======== PROVIDED INFORMATION ========

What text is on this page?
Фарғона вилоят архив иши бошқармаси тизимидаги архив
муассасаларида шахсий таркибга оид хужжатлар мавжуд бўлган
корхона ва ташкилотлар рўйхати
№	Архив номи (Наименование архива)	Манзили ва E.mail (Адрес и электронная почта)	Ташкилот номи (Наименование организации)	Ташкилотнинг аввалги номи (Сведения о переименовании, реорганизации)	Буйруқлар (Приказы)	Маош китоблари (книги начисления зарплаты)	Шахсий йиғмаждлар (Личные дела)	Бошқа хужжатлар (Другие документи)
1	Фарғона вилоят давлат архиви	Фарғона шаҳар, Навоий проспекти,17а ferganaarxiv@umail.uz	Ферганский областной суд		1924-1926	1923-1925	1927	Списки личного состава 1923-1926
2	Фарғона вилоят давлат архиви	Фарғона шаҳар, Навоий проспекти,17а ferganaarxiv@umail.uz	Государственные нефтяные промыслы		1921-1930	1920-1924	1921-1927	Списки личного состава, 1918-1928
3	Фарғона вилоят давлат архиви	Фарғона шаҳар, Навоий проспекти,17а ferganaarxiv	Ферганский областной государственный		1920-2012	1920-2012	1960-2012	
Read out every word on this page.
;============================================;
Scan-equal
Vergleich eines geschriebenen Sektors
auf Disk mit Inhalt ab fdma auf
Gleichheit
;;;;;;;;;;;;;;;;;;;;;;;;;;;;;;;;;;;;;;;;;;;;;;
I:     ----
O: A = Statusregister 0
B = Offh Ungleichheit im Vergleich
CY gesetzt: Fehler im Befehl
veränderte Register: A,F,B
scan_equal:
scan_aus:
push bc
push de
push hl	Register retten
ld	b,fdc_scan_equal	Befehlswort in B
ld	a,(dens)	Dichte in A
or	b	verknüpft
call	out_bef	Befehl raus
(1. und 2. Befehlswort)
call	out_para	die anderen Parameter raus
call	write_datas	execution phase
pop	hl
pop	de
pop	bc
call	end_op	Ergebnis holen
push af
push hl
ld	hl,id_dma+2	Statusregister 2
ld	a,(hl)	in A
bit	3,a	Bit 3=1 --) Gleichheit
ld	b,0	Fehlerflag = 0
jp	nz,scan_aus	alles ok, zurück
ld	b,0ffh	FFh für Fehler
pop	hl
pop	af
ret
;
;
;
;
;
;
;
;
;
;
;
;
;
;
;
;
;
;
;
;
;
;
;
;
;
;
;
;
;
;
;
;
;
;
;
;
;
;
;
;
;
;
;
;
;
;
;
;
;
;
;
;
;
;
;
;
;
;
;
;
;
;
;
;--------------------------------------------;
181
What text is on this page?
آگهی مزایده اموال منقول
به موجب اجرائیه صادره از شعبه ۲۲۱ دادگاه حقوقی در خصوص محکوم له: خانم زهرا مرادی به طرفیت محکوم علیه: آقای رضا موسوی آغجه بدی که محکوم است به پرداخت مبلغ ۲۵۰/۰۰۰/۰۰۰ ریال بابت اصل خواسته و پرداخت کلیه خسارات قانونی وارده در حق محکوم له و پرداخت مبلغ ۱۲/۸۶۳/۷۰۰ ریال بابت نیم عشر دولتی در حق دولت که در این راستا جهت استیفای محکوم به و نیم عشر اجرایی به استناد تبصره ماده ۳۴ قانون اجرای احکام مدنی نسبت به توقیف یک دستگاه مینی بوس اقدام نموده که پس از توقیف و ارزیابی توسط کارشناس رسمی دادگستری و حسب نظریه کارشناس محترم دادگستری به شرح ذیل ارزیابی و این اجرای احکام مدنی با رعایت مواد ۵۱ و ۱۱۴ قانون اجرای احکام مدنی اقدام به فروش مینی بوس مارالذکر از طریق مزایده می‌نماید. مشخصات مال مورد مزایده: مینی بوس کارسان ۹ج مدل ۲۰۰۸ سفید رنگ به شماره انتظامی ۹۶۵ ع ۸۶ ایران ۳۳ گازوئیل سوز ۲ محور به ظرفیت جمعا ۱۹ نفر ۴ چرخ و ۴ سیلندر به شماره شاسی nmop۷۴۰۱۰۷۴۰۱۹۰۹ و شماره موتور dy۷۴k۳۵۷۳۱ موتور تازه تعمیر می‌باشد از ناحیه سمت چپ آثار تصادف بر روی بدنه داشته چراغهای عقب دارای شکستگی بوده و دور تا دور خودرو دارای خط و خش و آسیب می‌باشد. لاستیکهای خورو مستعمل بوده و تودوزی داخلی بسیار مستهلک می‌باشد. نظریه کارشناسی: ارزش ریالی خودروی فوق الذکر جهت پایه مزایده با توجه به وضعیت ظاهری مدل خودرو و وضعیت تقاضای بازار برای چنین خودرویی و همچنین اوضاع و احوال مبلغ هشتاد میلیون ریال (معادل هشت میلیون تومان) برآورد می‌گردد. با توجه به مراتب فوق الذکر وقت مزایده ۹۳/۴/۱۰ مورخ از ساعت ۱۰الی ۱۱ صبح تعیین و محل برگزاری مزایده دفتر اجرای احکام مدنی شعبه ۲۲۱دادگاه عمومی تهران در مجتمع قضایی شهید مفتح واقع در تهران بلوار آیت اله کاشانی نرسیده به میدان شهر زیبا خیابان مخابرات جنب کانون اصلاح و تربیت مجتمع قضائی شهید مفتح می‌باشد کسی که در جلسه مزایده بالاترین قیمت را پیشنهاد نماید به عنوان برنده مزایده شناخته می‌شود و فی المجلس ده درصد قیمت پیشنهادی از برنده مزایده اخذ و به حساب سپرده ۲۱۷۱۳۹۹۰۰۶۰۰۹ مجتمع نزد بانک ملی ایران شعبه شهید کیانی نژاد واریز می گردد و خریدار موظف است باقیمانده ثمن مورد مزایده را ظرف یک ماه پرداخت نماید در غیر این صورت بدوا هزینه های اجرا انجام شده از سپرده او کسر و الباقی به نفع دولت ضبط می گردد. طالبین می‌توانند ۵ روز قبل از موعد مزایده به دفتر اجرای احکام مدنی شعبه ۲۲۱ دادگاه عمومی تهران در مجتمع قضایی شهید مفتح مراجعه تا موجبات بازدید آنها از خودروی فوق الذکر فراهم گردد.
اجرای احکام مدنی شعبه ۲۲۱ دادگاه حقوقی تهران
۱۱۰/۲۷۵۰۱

========

EXERCISE PROMPT: Write out every line exactly as it stands.

FINAL RESULT:
What text is on this page?
Фарғона вилоят архив иши бошқармаси тизимидаги архив
муассасаларида шахсий таркибга оид хужжатлар мавжуд бўлган
корхона ва ташкилотлар рўйхати
№	Архив номи (Наименование архива)	Манзили ва E.mail (Адрес и электронная почта)	Ташкилот номи (Наименование организации)	Ташкилотнинг аввалги номи (Сведения о переименовании, реорганизации)	Буйруқлар (Приказы)	Маош китоблари (книги начисления зарплаты)	Шахсий йиғмаждлар (Личные дела)	Бошқа хужжатлар (Другие документи)
1	Фарғона вилоят давлат архиви	Фарғона шаҳар, Навоий проспекти,17а ferganaarxiv@umail.uz	Ферганский областной суд		1924-1926	1923-1925	1927	Списки личного состава 1923-1926
2	Фарғона вилоят давлат архиви	Фарғона шаҳар, Навоий проспекти,17а ferganaarxiv@umail.uz	Государственные нефтяные промыслы		1921-1930	1920-1924	1921-1927	Списки личного состава, 1918-1928
3	Фарғона вилоят давлат архиви	Фарғона шаҳар, Навоий проспекти,17а ferganaarxiv	Ферганский областной государственный		1920-2012	1920-2012	1960-2012	
Read out every word on this page.
;============================================;
Scan-equal
Vergleich eines geschriebenen Sektors
auf Disk mit Inhalt ab fdma auf
Gleichheit
;;;;;;;;;;;;;;;;;;;;;;;;;;;;;;;;;;;;;;;;;;;;;;
I:     ----
O: A = Statusregister 0
B = Offh Ungleichheit im Vergleich
CY gesetzt: Fehler im Befehl
veränderte Register: A,F,B
scan_equal:
scan_aus:
push bc
push de
push hl	Register retten
ld	b,fdc_scan_equal	Befehlswort in B
ld	a,(dens)	Dichte in A
or	b	verknüpft
call	out_bef	Befehl raus
(1. und 2. Befehlswort)
call	out_para	die anderen Parameter raus
call	write_datas	execution phase
pop	hl
pop	de
pop	bc
call	end_op	Ergebnis holen
push af
push hl
ld	hl,id_dma+2	Statusregister 2
ld	a,(hl)	in A
bit	3,a	Bit 3=1 --) Gleichheit
ld	b,0	Fehlerflag = 0
jp	nz,scan_aus	alles ok, zurück
ld	b,0ffh	FFh für Fehler
pop	hl
pop	af
ret
;
;
;
;
;
;
;
;
;
;
;
;
;
;
;
;
;
;
;
;
;
;
;
;
;
;
;
;
;
;
;
;
;
;
;
;
;
;
;
;
;
;
;
;
;
;
;
;
;
;
;
;
;
;
;
;
;
;
;
;
;
;
;
;--------------------------------------------;
181
What text is on this page?
آگهی مزایده اموال منقول
به موجب اجرائیه صادره از شعبه ۲۲۱ دادگاه حقوقی در خصوص محکوم له: خانم زهرا مرادی به طرفیت محکوم علیه: آقای رضا موسوی آغجه بدی که محکوم است به پرداخت مبلغ ۲۵۰/۰۰۰/۰۰۰ ریال بابت اصل خواسته و پرداخت کلیه خسارات قانونی وارده در حق محکوم له و پرداخت مبلغ ۱۲/۸۶۳/۷۰۰ ریال بابت نیم عشر دولتی در حق دولت که در این راستا جهت استیفای محکوم به و نیم عشر اجرایی به استناد تبصره ماده ۳۴ قانون اجرای احکام مدنی نسبت به توقیف یک دستگاه مینی بوس اقدام نموده که پس از توقیف و ارزیابی توسط کارشناس رسمی دادگستری و حسب نظریه کارشناس محترم دادگستری به شرح ذیل ارزیابی و این اجرای احکام مدنی با رعایت مواد ۵۱ و ۱۱۴ قانون اجرای احکام مدنی اقدام به فروش مینی بوس مارالذکر از طریق مزایده می‌نماید. مشخصات مال مورد مزایده: مینی بوس کارسان ۹ج مدل ۲۰۰۸ سفید رنگ به شماره انتظامی ۹۶۵ ع ۸۶ ایران ۳۳ گازوئیل سوز ۲ محور به ظرفیت جمعا ۱۹ نفر ۴ چرخ و ۴ سیلندر به شماره شاسی nmop۷۴۰۱۰۷۴۰۱۹۰۹ و شماره موتور dy۷۴k۳۵۷۳۱ موتور تازه تعمیر می‌باشد از ناحیه سمت چپ آثار تصادف بر روی بدنه داشته چراغهای عقب دارای شکستگی بوده و دور تا دور خودرو دارای خط و خش و آسیب می‌باشد. لاستیکهای خورو مستعمل بوده و تودوزی داخلی بسیار مستهلک می‌باشد. نظریه کارشناسی: ارزش ریالی خودروی فوق الذکر جهت پایه مزایده با توجه به وضعیت ظاهری مدل خودرو و وضعیت تقاضای بازار برای چنین خودرویی و همچنین اوضاع و احوال مبلغ هشتاد میلیون ریال (معادل هشت میلیون تومان) برآورد می‌گردد. با توجه به مراتب فوق الذکر وقت مزایده ۹۳/۴/۱۰ مورخ از ساعت ۱۰الی ۱۱ صبح تعیین و محل برگزاری مزایده دفتر اجرای احکام مدنی شعبه ۲۲۱دادگاه عمومی تهران در مجتمع قضایی شهید مفتح واقع در تهران بلوار آیت اله کاشانی نرسیده به میدان شهر زیبا خیابان مخابرات جنب کانون اصلاح و تربیت مجتمع قضائی شهید مفتح می‌باشد کسی که در جلسه مزایده بالاترین قیمت را پیشنهاد نماید به عنوان برنده مزایده شناخته می‌شود و فی المجلس ده درصد قیمت پیشنهادی از برنده مزایده اخذ و به حساب سپرده ۲۱۷۱۳۹۹۰۰۶۰۰۹ مجتمع نزد بانک ملی ایران شعبه شهید کیانی نژاد واریز می گردد و خریدار موظف است باقیمانده ثمن مورد مزایده را ظرف یک ماه پرداخت نماید در غیر این صورت بدوا هزینه های اجرا انجام شده از سپرده او کسر و الباقی به نفع دولت ضبط می گردد. طالبین می‌توانند ۵ روز قبل از موعد مزایده به دفتر اجرای احکام مدنی شعبه ۲۲۱ دادگاه عمومی تهران در مجتمع قضایی شهید مفتح مراجعه تا موجبات بازدید آنها از خودروی فوق الذکر فراهم گردد.
اجرای احکام مدنی شعبه ۲۲۱ دادگاه حقوقی تهران
۱۱۰/۲۷۵۰۱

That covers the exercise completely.